***** Exercise material *****

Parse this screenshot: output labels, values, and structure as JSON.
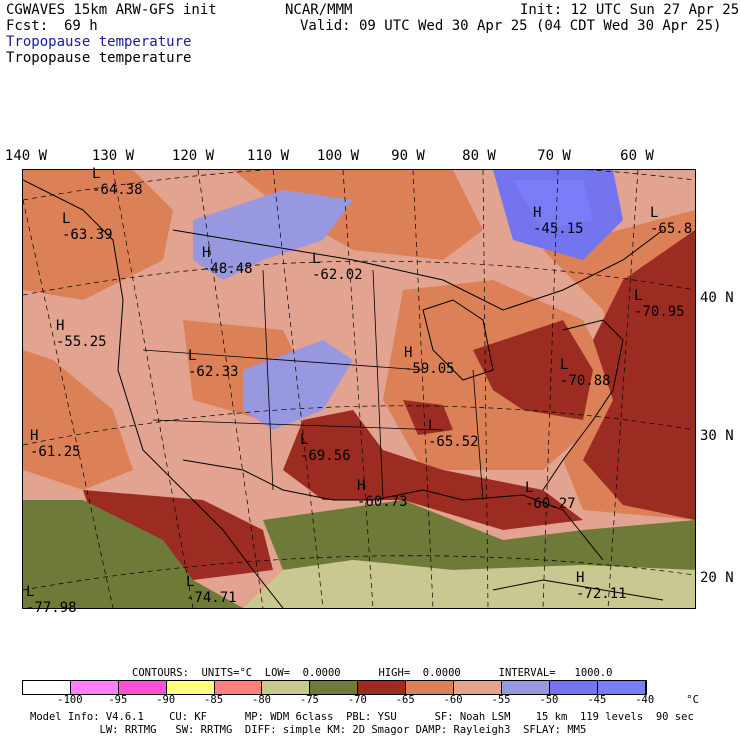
{
  "header": {
    "model": "CGWAVES 15km ARW-GFS init",
    "org": "NCAR/MMM",
    "init": "Init: 12 UTC Sun 27 Apr 25",
    "fcst_label": "Fcst:",
    "fcst_value": "69 h",
    "valid": "Valid: 09 UTC Wed 30 Apr 25 (04 CDT Wed 30 Apr 25)",
    "field_title_1": "Tropopause temperature",
    "field_title_2": "Tropopause temperature"
  },
  "map": {
    "longitude_labels": [
      "140 W",
      "130 W",
      "120 W",
      "110 W",
      "100 W",
      "90 W",
      "80 W",
      "70 W",
      "60 W"
    ],
    "latitude_labels": [
      "40 N",
      "30 N",
      "20 N"
    ],
    "markers": [
      {
        "type": "L",
        "value": "-64.38"
      },
      {
        "type": "L",
        "value": "-63.39"
      },
      {
        "type": "H",
        "value": "-48.48"
      },
      {
        "type": "L",
        "value": "-62.02"
      },
      {
        "type": "H",
        "value": "-45.15"
      },
      {
        "type": "L",
        "value": "-65.8"
      },
      {
        "type": "H",
        "value": "-55.25"
      },
      {
        "type": "L",
        "value": "-70.95"
      },
      {
        "type": "L",
        "value": "-62.33"
      },
      {
        "type": "H",
        "value": "-59.05"
      },
      {
        "type": "L",
        "value": "-70.88"
      },
      {
        "type": "H",
        "value": "-61.25"
      },
      {
        "type": "L",
        "value": "-69.56"
      },
      {
        "type": "L",
        "value": "-65.52"
      },
      {
        "type": "H",
        "value": "-60.73"
      },
      {
        "type": "L",
        "value": "-60.27"
      },
      {
        "type": "L",
        "value": "-77.98"
      },
      {
        "type": "L",
        "value": "-74.71"
      },
      {
        "type": "H",
        "value": "-72.11"
      }
    ]
  },
  "colorbar": {
    "contours_line": "CONTOURS:  UNITS=°C  LOW=  0.0000      HIGH=  0.0000      INTERVAL=   1000.0",
    "colors": [
      "#ffffff",
      "#ff80ff",
      "#ff50d8",
      "#ffff80",
      "#ff8080",
      "#c8c890",
      "#6e7a38",
      "#9c2c22",
      "#dc8058",
      "#e2a490",
      "#9898e0",
      "#7474ee",
      "#7a7cf8"
    ],
    "ticks": [
      "-100",
      "-95",
      "-90",
      "-85",
      "-80",
      "-75",
      "-70",
      "-65",
      "-60",
      "-55",
      "-50",
      "-45",
      "-40",
      "°C"
    ]
  },
  "footer": {
    "line1": "Model Info: V4.6.1    CU: KF      MP: WDM 6class  PBL: YSU      SF: Noah LSM    15 km  119 levels  90 sec",
    "line2": "           LW: RRTMG   SW: RRTMG  DIFF: simple KM: 2D Smagor DAMP: Rayleigh3  SFLAY: MM5"
  }
}
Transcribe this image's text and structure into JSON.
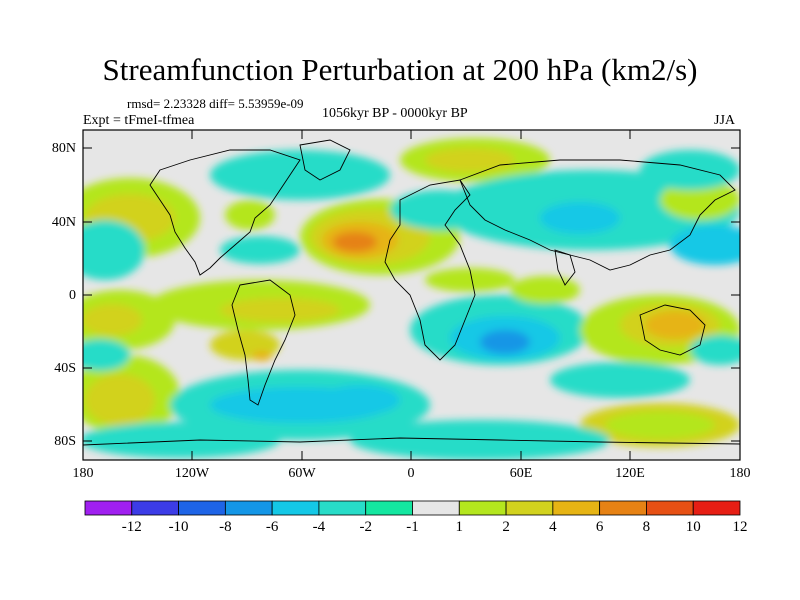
{
  "title": "Streamfunction Perturbation at 200 hPa (km2/s)",
  "stats": "rmsd= 2.23328 diff= 5.53959e-09",
  "experiment": "Expt = tFmeI-tfmea",
  "period": "1056kyr BP - 0000kyr BP",
  "season": "JJA",
  "lat_ticks": [
    "80N",
    "40N",
    "0",
    "40S",
    "80S"
  ],
  "lon_ticks": [
    "180",
    "120W",
    "60W",
    "0",
    "60E",
    "120E",
    "180"
  ],
  "colorbar": {
    "labels": [
      "-12",
      "-10",
      "-8",
      "-6",
      "-4",
      "-2",
      "-1",
      "1",
      "2",
      "4",
      "6",
      "8",
      "10",
      "12"
    ],
    "colors": [
      "#a020f0",
      "#3c3ce6",
      "#1e64e6",
      "#1496e6",
      "#14c8e6",
      "#28dcc8",
      "#14e6a0",
      "#e6e6e6",
      "#b4e61e",
      "#d2d21e",
      "#e6b414",
      "#e68214",
      "#e65014",
      "#e61e14"
    ]
  },
  "colors": {
    "neutral": "#e6e6e6",
    "coast": "#000000"
  }
}
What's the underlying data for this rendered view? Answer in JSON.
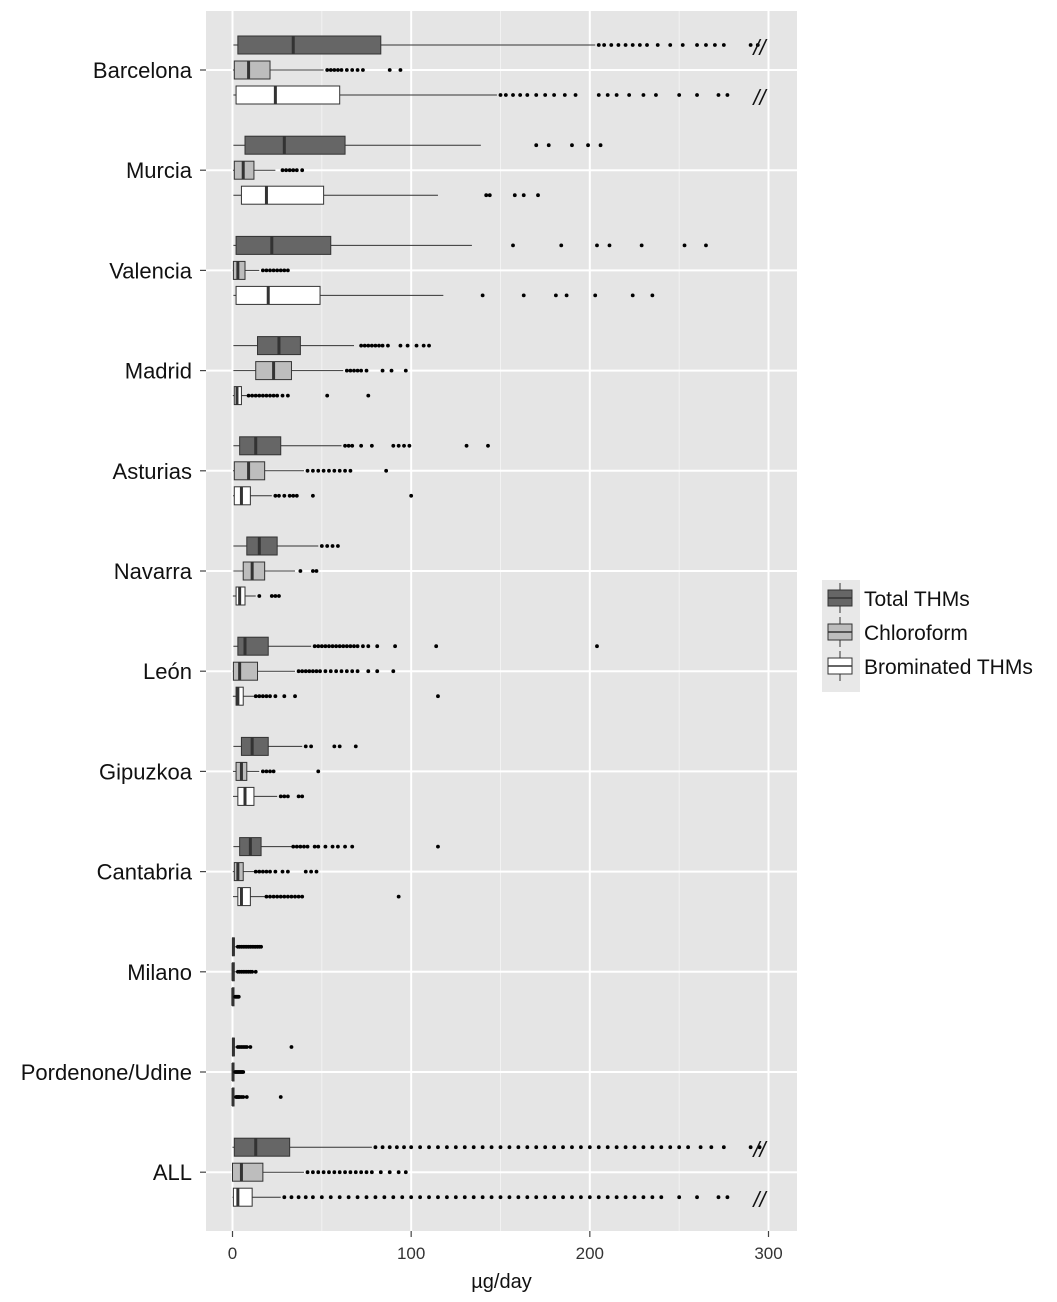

*****

Task goal
Write out every entry again word for word, without any of the pictures.

Output of the exercise
Parse this screenshot: output labels, values, and structure as JSON.
{
  "header": {
    "model": "CGWAVES 15km ARW-GFS init",
    "org": "NCAR/MMM",
    "init": "Init: 12 UTC Sun 27 Apr 25",
    "fcst_label": "Fcst:",
    "fcst_value": "69 h",
    "valid": "Valid: 09 UTC Wed 30 Apr 25 (04 CDT Wed 30 Apr 25)",
    "field_title_1": "Tropopause temperature",
    "field_title_2": "Tropopause temperature"
  },
  "map": {
    "longitude_labels": [
      "140 W",
      "130 W",
      "120 W",
      "110 W",
      "100 W",
      "90 W",
      "80 W",
      "70 W",
      "60 W"
    ],
    "latitude_labels": [
      "40 N",
      "30 N",
      "20 N"
    ],
    "markers": [
      {
        "type": "L",
        "value": "-64.38"
      },
      {
        "type": "L",
        "value": "-63.39"
      },
      {
        "type": "H",
        "value": "-48.48"
      },
      {
        "type": "L",
        "value": "-62.02"
      },
      {
        "type": "H",
        "value": "-45.15"
      },
      {
        "type": "L",
        "value": "-65.8"
      },
      {
        "type": "H",
        "value": "-55.25"
      },
      {
        "type": "L",
        "value": "-70.95"
      },
      {
        "type": "L",
        "value": "-62.33"
      },
      {
        "type": "H",
        "value": "-59.05"
      },
      {
        "type": "L",
        "value": "-70.88"
      },
      {
        "type": "H",
        "value": "-61.25"
      },
      {
        "type": "L",
        "value": "-69.56"
      },
      {
        "type": "L",
        "value": "-65.52"
      },
      {
        "type": "H",
        "value": "-60.73"
      },
      {
        "type": "L",
        "value": "-60.27"
      },
      {
        "type": "L",
        "value": "-77.98"
      },
      {
        "type": "L",
        "value": "-74.71"
      },
      {
        "type": "H",
        "value": "-72.11"
      }
    ]
  },
  "colorbar": {
    "contours_line": "CONTOURS:  UNITS=°C  LOW=  0.0000      HIGH=  0.0000      INTERVAL=   1000.0",
    "colors": [
      "#ffffff",
      "#ff80ff",
      "#ff50d8",
      "#ffff80",
      "#ff8080",
      "#c8c890",
      "#6e7a38",
      "#9c2c22",
      "#dc8058",
      "#e2a490",
      "#9898e0",
      "#7474ee",
      "#7a7cf8"
    ],
    "ticks": [
      "-100",
      "-95",
      "-90",
      "-85",
      "-80",
      "-75",
      "-70",
      "-65",
      "-60",
      "-55",
      "-50",
      "-45",
      "-40",
      "°C"
    ]
  },
  "footer": {
    "line1": "Model Info: V4.6.1    CU: KF      MP: WDM 6class  PBL: YSU      SF: Noah LSM    15 km  119 levels  90 sec",
    "line2": "           LW: RRTMG   SW: RRTMG  DIFF: simple KM: 2D Smagor DAMP: Rayleigh3  SFLAY: MM5"
  }
}
Transcribe this image's text and structure into JSON.
{
  "title": "Streamfunction Perturbation at 200 hPa (km2/s)",
  "stats": "rmsd= 2.23328 diff= 5.53959e-09",
  "experiment": "Expt = tFmeI-tfmea",
  "period": "1056kyr BP - 0000kyr BP",
  "season": "JJA",
  "lat_ticks": [
    "80N",
    "40N",
    "0",
    "40S",
    "80S"
  ],
  "lon_ticks": [
    "180",
    "120W",
    "60W",
    "0",
    "60E",
    "120E",
    "180"
  ],
  "colorbar": {
    "labels": [
      "-12",
      "-10",
      "-8",
      "-6",
      "-4",
      "-2",
      "-1",
      "1",
      "2",
      "4",
      "6",
      "8",
      "10",
      "12"
    ],
    "colors": [
      "#a020f0",
      "#3c3ce6",
      "#1e64e6",
      "#1496e6",
      "#14c8e6",
      "#28dcc8",
      "#14e6a0",
      "#e6e6e6",
      "#b4e61e",
      "#d2d21e",
      "#e6b414",
      "#e68214",
      "#e65014",
      "#e61e14"
    ]
  },
  "colors": {
    "neutral": "#e6e6e6",
    "coast": "#000000"
  }
}
What's the underlying data for this rendered view? Answer in JSON.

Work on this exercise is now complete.